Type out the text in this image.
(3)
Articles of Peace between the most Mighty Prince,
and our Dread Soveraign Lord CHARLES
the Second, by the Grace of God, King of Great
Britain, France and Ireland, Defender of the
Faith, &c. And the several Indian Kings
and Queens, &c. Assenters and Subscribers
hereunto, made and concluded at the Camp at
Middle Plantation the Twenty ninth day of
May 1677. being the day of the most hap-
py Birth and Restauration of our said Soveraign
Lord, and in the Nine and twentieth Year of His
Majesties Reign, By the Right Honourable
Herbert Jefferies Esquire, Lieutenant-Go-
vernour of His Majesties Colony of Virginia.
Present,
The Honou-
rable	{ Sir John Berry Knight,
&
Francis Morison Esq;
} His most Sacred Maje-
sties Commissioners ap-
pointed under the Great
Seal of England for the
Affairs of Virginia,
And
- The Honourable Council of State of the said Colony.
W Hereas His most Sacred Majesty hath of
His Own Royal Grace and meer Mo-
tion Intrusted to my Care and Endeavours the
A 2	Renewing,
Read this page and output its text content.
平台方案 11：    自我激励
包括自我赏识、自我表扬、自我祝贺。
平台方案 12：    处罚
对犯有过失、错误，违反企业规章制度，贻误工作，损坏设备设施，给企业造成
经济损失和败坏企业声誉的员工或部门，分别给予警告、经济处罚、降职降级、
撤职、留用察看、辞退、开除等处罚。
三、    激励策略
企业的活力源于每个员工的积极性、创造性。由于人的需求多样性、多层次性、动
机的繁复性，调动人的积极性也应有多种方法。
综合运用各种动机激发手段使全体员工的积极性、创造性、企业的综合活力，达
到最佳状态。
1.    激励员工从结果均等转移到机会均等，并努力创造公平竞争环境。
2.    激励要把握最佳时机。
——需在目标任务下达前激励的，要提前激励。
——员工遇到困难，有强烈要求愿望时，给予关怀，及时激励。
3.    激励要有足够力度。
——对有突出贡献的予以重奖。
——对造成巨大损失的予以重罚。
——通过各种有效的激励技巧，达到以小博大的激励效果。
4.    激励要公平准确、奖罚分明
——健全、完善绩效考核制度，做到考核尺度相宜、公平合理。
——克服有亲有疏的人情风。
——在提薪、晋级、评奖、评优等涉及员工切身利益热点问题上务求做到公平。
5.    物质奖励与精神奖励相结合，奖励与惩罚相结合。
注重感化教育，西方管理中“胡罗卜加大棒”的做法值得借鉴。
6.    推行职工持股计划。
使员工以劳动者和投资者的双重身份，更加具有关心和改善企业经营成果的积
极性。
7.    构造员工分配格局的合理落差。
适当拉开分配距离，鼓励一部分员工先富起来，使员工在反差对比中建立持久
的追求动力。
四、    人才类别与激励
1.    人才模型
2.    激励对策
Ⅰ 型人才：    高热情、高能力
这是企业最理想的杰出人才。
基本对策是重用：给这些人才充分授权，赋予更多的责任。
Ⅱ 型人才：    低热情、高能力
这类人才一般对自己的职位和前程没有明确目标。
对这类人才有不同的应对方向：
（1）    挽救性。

────────────────────────────────────────

Repeat the records above exactly as they appear.

Type out the text in this image.
(3)
Articles of Peace between the most Mighty Prince,
and our Dread Soveraign Lord CHARLES
the Second, by the Grace of God, King of Great
Britain, France and Ireland, Defender of the
Faith, &c. And the several Indian Kings
and Queens, &c. Assenters and Subscribers
hereunto, made and concluded at the Camp at
Middle Plantation the Twenty ninth day of
May 1677. being the day of the most hap-
py Birth and Restauration of our said Soveraign
Lord, and in the Nine and twentieth Year of His
Majesties Reign, By the Right Honourable
Herbert Jefferies Esquire, Lieutenant-Go-
vernour of His Majesties Colony of Virginia.
Present,
The Honou-
rable	{ Sir John Berry Knight,
&
Francis Morison Esq;
} His most Sacred Maje-
sties Commissioners ap-
pointed under the Great
Seal of England for the
Affairs of Virginia,
And
- The Honourable Council of State of the said Colony.
W Hereas His most Sacred Majesty hath of
His Own Royal Grace and meer Mo-
tion Intrusted to my Care and Endeavours the
A 2	Renewing,
Read this page and output its text content.
平台方案 11：    自我激励
包括自我赏识、自我表扬、自我祝贺。
平台方案 12：    处罚
对犯有过失、错误，违反企业规章制度，贻误工作，损坏设备设施，给企业造成
经济损失和败坏企业声誉的员工或部门，分别给予警告、经济处罚、降职降级、
撤职、留用察看、辞退、开除等处罚。
三、    激励策略
企业的活力源于每个员工的积极性、创造性。由于人的需求多样性、多层次性、动
机的繁复性，调动人的积极性也应有多种方法。
综合运用各种动机激发手段使全体员工的积极性、创造性、企业的综合活力，达
到最佳状态。
1.    激励员工从结果均等转移到机会均等，并努力创造公平竞争环境。
2.    激励要把握最佳时机。
——需在目标任务下达前激励的，要提前激励。
——员工遇到困难，有强烈要求愿望时，给予关怀，及时激励。
3.    激励要有足够力度。
——对有突出贡献的予以重奖。
——对造成巨大损失的予以重罚。
——通过各种有效的激励技巧，达到以小博大的激励效果。
4.    激励要公平准确、奖罚分明
——健全、完善绩效考核制度，做到考核尺度相宜、公平合理。
——克服有亲有疏的人情风。
——在提薪、晋级、评奖、评优等涉及员工切身利益热点问题上务求做到公平。
5.    物质奖励与精神奖励相结合，奖励与惩罚相结合。
注重感化教育，西方管理中“胡罗卜加大棒”的做法值得借鉴。
6.    推行职工持股计划。
使员工以劳动者和投资者的双重身份，更加具有关心和改善企业经营成果的积
极性。
7.    构造员工分配格局的合理落差。
适当拉开分配距离，鼓励一部分员工先富起来，使员工在反差对比中建立持久
的追求动力。
四、    人才类别与激励
1.    人才模型
2.    激励对策
Ⅰ 型人才：    高热情、高能力
这是企业最理想的杰出人才。
基本对策是重用：给这些人才充分授权，赋予更多的责任。
Ⅱ 型人才：    低热情、高能力
这类人才一般对自己的职位和前程没有明确目标。
对这类人才有不同的应对方向：
（1）    挽救性。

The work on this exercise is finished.